Give a verbatim copy of the lines below, minus the pictures.

****************************************

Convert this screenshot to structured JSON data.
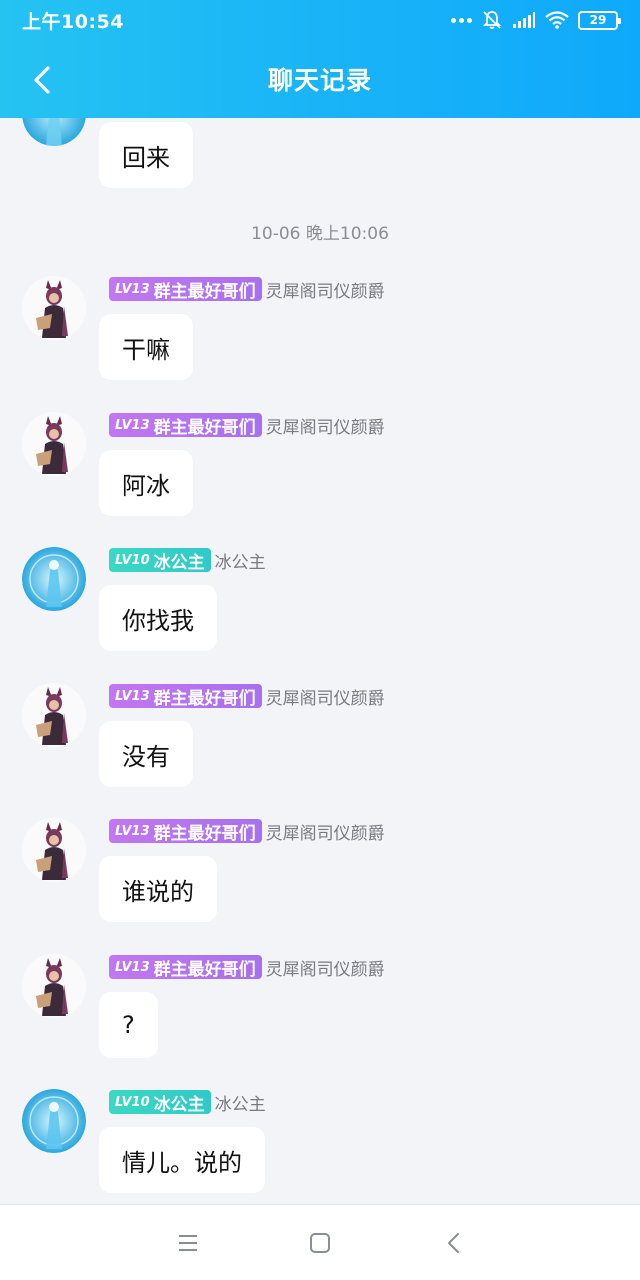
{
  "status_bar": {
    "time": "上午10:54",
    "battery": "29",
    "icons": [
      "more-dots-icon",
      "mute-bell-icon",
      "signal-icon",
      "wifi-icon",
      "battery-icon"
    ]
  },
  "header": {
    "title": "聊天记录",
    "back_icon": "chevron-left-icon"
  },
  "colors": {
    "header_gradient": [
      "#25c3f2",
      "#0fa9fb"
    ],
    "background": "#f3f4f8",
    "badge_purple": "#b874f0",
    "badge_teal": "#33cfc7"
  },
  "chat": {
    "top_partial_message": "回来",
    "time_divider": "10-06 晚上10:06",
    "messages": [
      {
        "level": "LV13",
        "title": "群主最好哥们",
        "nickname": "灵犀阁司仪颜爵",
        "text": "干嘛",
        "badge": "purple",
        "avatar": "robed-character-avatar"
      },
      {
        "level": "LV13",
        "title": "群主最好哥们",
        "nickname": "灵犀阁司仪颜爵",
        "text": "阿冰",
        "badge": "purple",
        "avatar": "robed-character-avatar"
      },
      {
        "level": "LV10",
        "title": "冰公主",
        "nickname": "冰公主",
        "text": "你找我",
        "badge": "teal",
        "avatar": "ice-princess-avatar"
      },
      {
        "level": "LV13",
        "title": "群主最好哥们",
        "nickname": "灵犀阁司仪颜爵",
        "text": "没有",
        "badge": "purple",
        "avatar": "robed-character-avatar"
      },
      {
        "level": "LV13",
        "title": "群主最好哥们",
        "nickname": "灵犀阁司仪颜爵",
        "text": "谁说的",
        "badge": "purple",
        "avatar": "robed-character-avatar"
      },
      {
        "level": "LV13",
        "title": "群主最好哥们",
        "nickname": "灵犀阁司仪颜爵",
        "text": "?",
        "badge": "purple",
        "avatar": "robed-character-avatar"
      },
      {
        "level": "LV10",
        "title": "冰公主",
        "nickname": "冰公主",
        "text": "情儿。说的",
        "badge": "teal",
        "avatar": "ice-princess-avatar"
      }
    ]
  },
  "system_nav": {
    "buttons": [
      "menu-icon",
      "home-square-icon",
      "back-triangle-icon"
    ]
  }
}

****************************************

> COMPLETED EXERCISE:
Convert this screenshot to structured JSON data.
{
  "status_bar": {
    "time": "上午10:54",
    "battery": "29",
    "icons": [
      "more-dots-icon",
      "mute-bell-icon",
      "signal-icon",
      "wifi-icon",
      "battery-icon"
    ]
  },
  "header": {
    "title": "聊天记录",
    "back_icon": "chevron-left-icon"
  },
  "colors": {
    "header_gradient": [
      "#25c3f2",
      "#0fa9fb"
    ],
    "background": "#f3f4f8",
    "badge_purple": "#b874f0",
    "badge_teal": "#33cfc7"
  },
  "chat": {
    "top_partial_message": "回来",
    "time_divider": "10-06 晚上10:06",
    "messages": [
      {
        "level": "LV13",
        "title": "群主最好哥们",
        "nickname": "灵犀阁司仪颜爵",
        "text": "干嘛",
        "badge": "purple",
        "avatar": "robed-character-avatar"
      },
      {
        "level": "LV13",
        "title": "群主最好哥们",
        "nickname": "灵犀阁司仪颜爵",
        "text": "阿冰",
        "badge": "purple",
        "avatar": "robed-character-avatar"
      },
      {
        "level": "LV10",
        "title": "冰公主",
        "nickname": "冰公主",
        "text": "你找我",
        "badge": "teal",
        "avatar": "ice-princess-avatar"
      },
      {
        "level": "LV13",
        "title": "群主最好哥们",
        "nickname": "灵犀阁司仪颜爵",
        "text": "没有",
        "badge": "purple",
        "avatar": "robed-character-avatar"
      },
      {
        "level": "LV13",
        "title": "群主最好哥们",
        "nickname": "灵犀阁司仪颜爵",
        "text": "谁说的",
        "badge": "purple",
        "avatar": "robed-character-avatar"
      },
      {
        "level": "LV13",
        "title": "群主最好哥们",
        "nickname": "灵犀阁司仪颜爵",
        "text": "?",
        "badge": "purple",
        "avatar": "robed-character-avatar"
      },
      {
        "level": "LV10",
        "title": "冰公主",
        "nickname": "冰公主",
        "text": "情儿。说的",
        "badge": "teal",
        "avatar": "ice-princess-avatar"
      }
    ]
  },
  "system_nav": {
    "buttons": [
      "menu-icon",
      "home-square-icon",
      "back-triangle-icon"
    ]
  }
}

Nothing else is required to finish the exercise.